-- Given data --
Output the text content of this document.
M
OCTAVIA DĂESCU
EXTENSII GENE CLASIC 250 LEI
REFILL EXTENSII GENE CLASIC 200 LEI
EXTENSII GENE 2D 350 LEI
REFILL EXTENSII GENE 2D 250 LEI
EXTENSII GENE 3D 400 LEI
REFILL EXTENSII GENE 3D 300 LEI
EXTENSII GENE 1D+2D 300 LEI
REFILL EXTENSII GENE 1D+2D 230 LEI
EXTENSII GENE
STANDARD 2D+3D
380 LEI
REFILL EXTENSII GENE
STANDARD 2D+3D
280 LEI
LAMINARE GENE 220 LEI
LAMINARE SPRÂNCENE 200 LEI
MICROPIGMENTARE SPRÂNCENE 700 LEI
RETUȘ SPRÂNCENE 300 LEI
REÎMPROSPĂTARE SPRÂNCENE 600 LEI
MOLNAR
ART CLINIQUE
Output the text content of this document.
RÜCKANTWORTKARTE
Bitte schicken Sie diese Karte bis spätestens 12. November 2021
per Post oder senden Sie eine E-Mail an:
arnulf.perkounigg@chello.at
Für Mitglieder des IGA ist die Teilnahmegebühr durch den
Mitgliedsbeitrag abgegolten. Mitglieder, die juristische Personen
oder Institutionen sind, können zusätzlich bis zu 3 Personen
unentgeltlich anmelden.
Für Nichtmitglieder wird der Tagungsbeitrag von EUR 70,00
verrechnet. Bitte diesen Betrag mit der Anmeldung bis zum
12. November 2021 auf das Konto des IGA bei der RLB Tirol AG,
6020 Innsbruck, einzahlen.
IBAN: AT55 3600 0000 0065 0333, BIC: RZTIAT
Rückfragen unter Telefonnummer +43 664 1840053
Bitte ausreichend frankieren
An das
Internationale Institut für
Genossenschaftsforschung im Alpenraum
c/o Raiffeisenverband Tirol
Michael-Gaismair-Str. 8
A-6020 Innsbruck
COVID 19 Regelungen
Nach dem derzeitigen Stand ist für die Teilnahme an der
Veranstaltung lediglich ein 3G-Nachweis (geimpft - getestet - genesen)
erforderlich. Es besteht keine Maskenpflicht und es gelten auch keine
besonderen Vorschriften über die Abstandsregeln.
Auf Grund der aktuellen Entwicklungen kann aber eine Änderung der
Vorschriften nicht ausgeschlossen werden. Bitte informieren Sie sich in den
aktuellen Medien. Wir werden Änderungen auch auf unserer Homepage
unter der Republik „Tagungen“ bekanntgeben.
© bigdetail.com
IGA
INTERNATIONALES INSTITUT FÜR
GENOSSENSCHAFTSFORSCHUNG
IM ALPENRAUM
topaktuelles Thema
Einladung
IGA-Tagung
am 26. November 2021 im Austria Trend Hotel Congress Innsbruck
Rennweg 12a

-- Task to complete --
Return every line from the entries that holds the string "unter".

-- Output for this exercise --
Rückfragen unter Telefonnummer +43 664 1840053
unter der Republik „Tagungen“ bekanntgeben.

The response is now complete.